SET PROBLEM: Read the listing below and copy out every line that holds "JSON".

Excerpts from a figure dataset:
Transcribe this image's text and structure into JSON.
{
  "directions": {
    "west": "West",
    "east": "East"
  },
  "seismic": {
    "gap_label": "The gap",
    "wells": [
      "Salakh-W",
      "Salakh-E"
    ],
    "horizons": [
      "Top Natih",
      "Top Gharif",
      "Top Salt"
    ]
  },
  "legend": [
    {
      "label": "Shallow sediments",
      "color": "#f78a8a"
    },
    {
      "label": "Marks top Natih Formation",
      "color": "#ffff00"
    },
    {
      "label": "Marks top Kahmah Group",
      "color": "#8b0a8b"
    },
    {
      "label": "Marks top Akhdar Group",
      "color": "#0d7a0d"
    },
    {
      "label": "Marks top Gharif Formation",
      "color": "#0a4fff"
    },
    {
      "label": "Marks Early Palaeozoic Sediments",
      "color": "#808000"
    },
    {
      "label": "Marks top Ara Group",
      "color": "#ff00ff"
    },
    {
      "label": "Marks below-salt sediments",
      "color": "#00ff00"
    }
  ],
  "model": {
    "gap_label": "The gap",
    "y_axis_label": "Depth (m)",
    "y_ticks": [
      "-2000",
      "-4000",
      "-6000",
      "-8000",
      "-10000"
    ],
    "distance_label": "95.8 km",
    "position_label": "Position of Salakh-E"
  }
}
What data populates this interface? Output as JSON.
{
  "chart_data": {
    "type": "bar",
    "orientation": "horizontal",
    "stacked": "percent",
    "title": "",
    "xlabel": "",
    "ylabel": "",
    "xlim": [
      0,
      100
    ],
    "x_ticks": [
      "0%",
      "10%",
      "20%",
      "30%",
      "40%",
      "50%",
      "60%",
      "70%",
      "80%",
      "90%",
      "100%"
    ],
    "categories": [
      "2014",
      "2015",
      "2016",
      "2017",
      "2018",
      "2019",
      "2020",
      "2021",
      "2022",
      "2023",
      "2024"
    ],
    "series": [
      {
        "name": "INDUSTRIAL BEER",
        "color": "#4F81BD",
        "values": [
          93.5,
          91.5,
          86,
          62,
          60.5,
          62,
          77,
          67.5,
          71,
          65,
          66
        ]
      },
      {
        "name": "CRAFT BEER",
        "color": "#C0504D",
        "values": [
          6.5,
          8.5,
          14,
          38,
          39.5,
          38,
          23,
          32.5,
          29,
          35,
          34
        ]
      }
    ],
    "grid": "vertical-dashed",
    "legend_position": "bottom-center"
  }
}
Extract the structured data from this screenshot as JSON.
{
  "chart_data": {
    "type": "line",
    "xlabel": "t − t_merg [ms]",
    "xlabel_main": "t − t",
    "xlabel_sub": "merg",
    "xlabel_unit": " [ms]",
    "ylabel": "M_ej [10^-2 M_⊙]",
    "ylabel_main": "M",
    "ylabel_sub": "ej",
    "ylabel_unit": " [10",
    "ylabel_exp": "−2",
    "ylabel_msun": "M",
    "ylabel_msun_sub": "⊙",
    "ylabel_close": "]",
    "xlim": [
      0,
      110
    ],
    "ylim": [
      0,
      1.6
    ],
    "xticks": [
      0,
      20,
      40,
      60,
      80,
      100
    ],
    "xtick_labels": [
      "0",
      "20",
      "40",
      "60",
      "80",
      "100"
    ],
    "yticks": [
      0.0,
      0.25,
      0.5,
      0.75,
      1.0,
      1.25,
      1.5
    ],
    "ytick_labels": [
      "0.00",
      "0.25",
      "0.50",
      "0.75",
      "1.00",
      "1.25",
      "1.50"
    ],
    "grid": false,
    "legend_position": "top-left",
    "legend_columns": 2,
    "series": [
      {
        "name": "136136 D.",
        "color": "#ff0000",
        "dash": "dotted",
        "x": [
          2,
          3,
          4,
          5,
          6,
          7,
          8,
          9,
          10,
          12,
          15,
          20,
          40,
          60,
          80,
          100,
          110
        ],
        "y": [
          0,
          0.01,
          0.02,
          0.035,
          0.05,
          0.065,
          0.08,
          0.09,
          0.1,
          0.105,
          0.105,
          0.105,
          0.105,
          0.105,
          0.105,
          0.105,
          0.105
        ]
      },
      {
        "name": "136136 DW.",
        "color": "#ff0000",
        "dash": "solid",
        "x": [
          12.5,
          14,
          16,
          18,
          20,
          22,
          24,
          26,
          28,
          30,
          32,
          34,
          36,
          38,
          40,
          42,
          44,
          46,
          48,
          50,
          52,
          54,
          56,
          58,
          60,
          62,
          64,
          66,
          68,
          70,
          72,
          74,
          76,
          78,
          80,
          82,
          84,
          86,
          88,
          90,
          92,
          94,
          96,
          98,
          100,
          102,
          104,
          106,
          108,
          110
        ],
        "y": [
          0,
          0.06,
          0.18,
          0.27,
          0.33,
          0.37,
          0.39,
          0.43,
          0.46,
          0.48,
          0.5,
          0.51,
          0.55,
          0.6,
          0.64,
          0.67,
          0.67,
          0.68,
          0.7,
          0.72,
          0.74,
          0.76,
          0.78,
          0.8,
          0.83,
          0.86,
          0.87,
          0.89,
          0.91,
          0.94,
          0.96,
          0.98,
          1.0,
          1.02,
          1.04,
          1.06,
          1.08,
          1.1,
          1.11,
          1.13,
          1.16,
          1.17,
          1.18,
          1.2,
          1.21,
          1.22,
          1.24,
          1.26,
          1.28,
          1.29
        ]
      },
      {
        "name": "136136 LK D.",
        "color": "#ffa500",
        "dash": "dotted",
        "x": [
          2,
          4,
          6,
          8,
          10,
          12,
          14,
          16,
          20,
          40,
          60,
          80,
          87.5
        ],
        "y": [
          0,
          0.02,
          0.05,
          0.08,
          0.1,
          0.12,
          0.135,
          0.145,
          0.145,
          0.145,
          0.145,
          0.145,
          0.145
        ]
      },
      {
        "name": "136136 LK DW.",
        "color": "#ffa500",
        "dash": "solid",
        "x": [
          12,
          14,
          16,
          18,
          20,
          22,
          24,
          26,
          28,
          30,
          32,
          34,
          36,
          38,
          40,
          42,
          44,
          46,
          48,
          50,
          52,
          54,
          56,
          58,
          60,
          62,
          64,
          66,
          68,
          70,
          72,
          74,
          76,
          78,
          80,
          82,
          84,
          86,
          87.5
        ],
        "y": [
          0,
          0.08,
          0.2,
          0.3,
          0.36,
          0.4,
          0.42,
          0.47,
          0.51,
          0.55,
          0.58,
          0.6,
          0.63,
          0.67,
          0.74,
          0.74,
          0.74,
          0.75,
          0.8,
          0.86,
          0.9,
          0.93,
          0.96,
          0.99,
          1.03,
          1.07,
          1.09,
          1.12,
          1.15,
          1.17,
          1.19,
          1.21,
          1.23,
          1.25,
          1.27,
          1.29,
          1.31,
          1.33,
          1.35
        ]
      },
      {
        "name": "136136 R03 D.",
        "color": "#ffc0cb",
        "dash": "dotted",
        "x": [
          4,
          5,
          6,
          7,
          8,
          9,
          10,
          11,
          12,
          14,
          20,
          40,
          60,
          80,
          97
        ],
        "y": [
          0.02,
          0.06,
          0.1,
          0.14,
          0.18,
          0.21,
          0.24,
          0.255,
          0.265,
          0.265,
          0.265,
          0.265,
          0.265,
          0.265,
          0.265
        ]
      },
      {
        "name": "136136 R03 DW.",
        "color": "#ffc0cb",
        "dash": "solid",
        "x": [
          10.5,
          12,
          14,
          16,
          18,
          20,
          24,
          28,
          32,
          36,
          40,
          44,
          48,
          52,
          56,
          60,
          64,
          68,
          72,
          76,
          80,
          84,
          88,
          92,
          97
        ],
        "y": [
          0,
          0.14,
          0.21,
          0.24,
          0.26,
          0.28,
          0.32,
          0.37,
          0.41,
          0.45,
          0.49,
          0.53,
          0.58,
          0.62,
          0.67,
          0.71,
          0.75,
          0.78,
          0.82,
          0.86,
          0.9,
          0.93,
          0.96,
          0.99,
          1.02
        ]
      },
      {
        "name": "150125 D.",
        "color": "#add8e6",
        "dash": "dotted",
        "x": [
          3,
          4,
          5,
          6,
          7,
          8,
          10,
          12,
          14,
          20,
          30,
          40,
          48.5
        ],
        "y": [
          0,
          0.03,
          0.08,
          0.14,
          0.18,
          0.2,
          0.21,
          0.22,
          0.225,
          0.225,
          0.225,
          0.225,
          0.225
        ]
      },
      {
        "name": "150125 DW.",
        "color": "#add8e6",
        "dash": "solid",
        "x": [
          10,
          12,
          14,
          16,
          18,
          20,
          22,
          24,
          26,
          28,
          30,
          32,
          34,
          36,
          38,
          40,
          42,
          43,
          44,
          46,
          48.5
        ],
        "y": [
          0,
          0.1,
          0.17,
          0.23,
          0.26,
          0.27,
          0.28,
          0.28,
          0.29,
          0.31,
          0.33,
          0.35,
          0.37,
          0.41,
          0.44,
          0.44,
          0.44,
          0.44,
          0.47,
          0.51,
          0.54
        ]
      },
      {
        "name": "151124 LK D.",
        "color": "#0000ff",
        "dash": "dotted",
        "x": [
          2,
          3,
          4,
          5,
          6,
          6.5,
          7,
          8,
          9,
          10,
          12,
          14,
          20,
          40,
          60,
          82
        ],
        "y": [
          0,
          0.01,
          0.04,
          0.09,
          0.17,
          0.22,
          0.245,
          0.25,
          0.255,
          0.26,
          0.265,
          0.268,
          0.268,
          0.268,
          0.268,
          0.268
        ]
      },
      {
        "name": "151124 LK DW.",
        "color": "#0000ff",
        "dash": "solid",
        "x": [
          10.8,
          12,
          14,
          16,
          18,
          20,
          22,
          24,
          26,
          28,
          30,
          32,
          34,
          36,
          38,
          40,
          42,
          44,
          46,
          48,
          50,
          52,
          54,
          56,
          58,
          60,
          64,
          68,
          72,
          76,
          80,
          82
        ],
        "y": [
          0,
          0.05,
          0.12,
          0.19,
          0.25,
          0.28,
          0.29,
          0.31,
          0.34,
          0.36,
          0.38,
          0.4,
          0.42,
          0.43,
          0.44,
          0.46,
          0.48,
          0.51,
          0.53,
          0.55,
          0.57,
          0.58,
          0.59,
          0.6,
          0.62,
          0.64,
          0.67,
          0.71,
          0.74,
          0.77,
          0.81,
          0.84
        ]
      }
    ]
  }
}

RESPONSE:
Transcribe this image's text and structure into JSON.
What data populates this interface? Output as JSON.
Extract the structured data from this screenshot as JSON.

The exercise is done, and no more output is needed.